Your instructions: Copy each line in the data that includes the word "Restaurant".

Lines of data

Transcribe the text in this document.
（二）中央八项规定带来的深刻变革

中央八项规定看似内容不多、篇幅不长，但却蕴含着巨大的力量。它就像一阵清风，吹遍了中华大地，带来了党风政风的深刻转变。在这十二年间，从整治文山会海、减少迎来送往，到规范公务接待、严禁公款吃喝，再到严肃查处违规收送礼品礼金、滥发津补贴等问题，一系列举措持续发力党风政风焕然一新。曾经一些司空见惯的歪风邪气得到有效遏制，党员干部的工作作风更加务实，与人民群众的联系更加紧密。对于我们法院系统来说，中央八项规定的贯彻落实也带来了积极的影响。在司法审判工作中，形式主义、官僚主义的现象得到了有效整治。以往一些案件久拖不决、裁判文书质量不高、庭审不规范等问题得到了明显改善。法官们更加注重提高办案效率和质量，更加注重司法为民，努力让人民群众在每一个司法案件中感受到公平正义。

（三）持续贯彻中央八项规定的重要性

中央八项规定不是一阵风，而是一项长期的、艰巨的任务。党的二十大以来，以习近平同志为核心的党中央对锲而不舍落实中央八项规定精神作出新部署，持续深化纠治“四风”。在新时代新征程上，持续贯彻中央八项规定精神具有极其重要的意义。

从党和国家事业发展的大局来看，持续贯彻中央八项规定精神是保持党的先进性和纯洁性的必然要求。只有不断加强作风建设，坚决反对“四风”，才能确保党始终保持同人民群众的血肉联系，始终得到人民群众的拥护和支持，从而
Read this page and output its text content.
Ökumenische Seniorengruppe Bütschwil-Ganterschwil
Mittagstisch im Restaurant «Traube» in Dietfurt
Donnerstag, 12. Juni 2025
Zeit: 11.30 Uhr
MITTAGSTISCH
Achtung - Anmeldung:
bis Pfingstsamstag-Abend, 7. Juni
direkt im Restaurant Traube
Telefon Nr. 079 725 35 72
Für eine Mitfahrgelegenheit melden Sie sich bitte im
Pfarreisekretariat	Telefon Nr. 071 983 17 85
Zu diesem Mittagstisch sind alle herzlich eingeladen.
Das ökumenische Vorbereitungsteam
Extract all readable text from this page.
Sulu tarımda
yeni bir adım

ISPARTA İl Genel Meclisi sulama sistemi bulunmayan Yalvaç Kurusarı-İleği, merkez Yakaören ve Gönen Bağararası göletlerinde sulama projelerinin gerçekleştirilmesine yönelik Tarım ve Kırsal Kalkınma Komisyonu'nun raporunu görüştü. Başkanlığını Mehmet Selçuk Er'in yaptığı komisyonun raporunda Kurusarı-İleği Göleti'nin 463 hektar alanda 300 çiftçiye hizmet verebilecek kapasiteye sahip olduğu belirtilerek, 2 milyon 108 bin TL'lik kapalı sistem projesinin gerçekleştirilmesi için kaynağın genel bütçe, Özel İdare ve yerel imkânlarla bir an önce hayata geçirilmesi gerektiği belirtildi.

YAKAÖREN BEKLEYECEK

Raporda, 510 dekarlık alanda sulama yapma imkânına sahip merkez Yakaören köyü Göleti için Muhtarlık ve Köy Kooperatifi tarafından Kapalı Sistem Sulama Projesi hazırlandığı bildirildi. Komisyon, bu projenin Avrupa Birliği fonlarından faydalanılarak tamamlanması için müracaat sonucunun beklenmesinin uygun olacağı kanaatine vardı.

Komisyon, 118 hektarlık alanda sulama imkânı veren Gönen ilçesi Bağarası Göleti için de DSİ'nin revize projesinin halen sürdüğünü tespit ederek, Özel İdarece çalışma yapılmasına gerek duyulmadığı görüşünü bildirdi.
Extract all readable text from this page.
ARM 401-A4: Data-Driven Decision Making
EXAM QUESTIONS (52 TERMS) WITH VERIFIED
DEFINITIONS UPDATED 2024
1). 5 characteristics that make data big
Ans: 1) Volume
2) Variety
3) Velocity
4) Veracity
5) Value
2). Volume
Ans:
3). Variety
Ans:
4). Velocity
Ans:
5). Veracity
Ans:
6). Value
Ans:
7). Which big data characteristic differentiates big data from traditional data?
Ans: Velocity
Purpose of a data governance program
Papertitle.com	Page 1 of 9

Response below:
Mittagstisch im Restaurant «Traube» in Dietfurt
direkt im Restaurant Traube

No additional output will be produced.